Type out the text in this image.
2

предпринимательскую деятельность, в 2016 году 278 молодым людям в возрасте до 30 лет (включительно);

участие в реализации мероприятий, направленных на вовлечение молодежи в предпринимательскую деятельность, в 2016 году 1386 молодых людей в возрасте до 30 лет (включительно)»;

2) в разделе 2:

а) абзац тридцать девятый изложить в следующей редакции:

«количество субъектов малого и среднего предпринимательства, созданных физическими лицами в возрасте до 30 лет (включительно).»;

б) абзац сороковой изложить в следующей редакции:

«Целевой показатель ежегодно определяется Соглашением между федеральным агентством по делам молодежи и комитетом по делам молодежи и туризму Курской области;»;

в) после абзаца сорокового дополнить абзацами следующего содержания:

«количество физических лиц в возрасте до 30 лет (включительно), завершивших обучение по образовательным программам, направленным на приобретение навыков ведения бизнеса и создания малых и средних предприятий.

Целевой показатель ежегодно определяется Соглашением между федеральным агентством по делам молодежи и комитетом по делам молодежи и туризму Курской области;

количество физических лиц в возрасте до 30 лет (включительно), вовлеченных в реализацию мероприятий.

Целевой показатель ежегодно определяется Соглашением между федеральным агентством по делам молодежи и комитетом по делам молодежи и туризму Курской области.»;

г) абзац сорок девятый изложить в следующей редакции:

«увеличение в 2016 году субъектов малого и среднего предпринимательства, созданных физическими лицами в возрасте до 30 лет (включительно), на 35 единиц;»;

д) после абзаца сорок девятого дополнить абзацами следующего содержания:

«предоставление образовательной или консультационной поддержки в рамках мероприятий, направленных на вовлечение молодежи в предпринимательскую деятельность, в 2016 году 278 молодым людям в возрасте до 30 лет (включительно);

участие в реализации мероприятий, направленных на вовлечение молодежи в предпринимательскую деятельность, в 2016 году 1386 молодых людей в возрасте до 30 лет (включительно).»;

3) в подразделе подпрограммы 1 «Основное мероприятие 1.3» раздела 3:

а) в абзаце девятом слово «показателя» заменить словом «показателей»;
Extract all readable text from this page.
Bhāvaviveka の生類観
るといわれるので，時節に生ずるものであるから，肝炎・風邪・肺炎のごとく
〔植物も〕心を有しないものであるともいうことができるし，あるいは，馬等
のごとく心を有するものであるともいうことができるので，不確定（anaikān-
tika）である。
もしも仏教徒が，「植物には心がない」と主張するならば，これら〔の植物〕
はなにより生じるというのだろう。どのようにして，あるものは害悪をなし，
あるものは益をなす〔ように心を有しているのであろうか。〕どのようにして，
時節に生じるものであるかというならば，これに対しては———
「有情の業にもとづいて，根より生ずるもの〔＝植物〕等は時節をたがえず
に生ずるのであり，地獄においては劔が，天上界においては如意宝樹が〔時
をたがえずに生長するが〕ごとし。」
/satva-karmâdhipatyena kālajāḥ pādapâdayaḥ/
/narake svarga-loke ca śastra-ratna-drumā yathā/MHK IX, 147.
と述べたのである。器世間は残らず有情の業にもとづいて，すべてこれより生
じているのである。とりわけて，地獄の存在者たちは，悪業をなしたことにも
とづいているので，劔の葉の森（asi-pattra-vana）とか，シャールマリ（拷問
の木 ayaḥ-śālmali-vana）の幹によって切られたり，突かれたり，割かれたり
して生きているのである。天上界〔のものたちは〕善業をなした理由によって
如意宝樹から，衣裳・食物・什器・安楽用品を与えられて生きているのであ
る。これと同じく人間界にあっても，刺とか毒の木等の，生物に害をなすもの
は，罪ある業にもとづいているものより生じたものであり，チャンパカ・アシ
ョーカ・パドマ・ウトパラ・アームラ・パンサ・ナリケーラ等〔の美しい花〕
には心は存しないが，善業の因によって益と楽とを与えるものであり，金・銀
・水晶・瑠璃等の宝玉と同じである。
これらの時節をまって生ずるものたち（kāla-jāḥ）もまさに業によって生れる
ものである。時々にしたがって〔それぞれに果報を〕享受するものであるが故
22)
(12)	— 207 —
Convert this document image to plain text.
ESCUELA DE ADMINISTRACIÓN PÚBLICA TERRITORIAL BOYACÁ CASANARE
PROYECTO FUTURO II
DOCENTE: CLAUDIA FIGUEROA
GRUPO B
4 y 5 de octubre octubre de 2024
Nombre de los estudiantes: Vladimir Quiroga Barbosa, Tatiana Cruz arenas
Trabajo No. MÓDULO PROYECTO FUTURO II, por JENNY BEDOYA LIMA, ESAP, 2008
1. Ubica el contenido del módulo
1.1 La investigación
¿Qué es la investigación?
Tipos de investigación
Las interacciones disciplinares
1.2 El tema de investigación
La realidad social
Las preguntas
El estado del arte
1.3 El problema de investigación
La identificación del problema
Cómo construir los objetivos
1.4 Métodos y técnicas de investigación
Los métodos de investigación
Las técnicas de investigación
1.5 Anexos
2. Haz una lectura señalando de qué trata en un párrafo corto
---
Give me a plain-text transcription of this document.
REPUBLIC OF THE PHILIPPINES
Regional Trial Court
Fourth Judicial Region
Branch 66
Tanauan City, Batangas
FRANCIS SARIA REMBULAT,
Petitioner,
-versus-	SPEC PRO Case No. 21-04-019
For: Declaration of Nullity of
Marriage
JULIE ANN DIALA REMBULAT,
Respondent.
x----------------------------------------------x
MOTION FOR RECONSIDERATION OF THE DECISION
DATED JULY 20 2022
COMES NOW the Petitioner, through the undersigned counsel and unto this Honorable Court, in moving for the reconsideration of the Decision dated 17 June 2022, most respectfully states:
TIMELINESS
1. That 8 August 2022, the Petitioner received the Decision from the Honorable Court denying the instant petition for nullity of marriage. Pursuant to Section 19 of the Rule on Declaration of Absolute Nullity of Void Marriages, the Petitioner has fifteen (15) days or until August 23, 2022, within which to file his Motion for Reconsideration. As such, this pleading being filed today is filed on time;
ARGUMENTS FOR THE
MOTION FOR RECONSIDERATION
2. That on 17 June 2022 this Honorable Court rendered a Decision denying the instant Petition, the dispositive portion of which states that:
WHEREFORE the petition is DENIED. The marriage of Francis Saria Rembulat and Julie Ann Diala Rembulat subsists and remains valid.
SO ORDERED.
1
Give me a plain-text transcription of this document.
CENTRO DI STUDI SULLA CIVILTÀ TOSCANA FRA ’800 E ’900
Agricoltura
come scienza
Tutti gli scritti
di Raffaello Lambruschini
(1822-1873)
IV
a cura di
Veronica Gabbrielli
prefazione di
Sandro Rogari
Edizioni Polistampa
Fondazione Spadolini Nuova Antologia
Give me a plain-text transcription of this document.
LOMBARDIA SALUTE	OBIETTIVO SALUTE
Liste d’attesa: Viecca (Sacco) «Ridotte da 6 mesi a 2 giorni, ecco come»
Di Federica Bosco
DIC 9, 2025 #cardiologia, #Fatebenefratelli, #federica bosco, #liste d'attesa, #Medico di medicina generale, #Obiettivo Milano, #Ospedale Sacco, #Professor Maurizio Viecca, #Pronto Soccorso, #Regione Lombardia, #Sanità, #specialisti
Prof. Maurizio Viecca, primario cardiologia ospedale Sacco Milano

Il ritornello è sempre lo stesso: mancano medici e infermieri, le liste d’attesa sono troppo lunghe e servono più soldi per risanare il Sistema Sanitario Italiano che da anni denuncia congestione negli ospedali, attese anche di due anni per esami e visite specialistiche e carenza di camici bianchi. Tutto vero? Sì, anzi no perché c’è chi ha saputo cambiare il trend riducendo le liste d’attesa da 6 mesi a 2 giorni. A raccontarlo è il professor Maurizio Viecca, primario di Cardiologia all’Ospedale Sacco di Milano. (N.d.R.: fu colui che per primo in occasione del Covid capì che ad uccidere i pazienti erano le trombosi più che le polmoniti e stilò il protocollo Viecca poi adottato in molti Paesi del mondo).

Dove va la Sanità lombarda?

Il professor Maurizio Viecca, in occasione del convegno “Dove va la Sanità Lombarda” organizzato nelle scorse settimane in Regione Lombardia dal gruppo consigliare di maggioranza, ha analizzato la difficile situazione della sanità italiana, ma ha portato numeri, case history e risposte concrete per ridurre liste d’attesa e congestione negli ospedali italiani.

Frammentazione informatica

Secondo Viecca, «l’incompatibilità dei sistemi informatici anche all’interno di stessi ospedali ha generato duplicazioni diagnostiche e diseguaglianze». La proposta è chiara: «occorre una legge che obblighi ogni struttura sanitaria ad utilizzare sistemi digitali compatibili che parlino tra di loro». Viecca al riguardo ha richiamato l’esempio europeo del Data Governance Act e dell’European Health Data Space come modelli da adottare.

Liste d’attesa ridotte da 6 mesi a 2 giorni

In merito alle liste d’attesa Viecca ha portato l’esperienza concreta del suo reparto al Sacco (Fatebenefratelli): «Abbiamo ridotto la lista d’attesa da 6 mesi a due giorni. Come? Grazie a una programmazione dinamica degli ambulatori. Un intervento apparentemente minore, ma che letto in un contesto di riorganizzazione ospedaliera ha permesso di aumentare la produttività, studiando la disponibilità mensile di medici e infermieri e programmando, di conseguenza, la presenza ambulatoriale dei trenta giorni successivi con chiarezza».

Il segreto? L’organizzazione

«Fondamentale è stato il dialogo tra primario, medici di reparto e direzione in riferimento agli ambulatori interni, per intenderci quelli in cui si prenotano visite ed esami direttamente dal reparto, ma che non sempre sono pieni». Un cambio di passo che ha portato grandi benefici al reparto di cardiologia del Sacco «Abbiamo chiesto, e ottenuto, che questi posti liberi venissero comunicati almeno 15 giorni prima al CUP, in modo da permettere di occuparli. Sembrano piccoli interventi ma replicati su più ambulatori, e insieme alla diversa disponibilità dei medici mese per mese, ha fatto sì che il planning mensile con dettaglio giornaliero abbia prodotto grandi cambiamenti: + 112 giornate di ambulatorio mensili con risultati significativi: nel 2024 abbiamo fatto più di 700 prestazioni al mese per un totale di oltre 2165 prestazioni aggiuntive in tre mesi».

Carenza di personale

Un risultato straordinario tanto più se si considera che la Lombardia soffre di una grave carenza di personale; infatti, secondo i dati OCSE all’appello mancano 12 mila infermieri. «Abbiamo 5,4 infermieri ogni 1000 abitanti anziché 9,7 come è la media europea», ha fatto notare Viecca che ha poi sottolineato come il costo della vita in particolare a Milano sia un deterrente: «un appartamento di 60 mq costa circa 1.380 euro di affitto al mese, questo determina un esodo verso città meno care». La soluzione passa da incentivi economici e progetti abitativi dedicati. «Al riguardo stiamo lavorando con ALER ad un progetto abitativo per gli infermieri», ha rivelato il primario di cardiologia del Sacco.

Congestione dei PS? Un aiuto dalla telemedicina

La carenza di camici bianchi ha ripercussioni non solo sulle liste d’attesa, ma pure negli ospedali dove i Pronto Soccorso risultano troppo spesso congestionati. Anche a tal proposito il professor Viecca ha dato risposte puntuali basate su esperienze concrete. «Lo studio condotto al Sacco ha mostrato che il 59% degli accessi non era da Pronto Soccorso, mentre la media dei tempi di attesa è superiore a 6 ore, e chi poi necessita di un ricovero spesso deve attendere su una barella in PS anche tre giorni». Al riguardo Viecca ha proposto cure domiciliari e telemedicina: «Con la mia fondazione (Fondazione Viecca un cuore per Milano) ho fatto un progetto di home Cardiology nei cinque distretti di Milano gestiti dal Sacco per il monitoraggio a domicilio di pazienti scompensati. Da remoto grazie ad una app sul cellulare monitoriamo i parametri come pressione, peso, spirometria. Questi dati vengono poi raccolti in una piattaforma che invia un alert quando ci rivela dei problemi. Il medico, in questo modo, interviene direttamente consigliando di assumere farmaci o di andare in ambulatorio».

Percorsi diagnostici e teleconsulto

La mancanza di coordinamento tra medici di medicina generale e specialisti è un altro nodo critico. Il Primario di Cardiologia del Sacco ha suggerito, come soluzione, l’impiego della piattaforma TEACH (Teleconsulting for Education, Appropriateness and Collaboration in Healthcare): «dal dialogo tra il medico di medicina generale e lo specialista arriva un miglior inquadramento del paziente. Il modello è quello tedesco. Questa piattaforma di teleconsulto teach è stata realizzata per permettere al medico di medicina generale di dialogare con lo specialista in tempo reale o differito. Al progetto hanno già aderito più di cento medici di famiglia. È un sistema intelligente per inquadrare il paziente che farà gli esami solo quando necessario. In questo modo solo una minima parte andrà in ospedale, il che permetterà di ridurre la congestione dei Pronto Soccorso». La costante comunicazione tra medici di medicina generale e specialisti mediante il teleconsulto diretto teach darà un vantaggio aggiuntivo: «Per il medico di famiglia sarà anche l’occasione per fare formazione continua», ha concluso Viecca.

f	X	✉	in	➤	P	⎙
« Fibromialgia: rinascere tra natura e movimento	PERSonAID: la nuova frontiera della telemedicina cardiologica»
______________________________
Problem description: Extract all lines from the material above that include the word "созданных".

Written answer:
«количество субъектов малого и среднего предпринимательства, созданных физическими лицами в возрасте до 30 лет (включительно).»;
«увеличение в 2016 году субъектов малого и среднего предпринимательства, созданных физическими лицами в возрасте до 30 лет (включительно), на 35 единиц;»;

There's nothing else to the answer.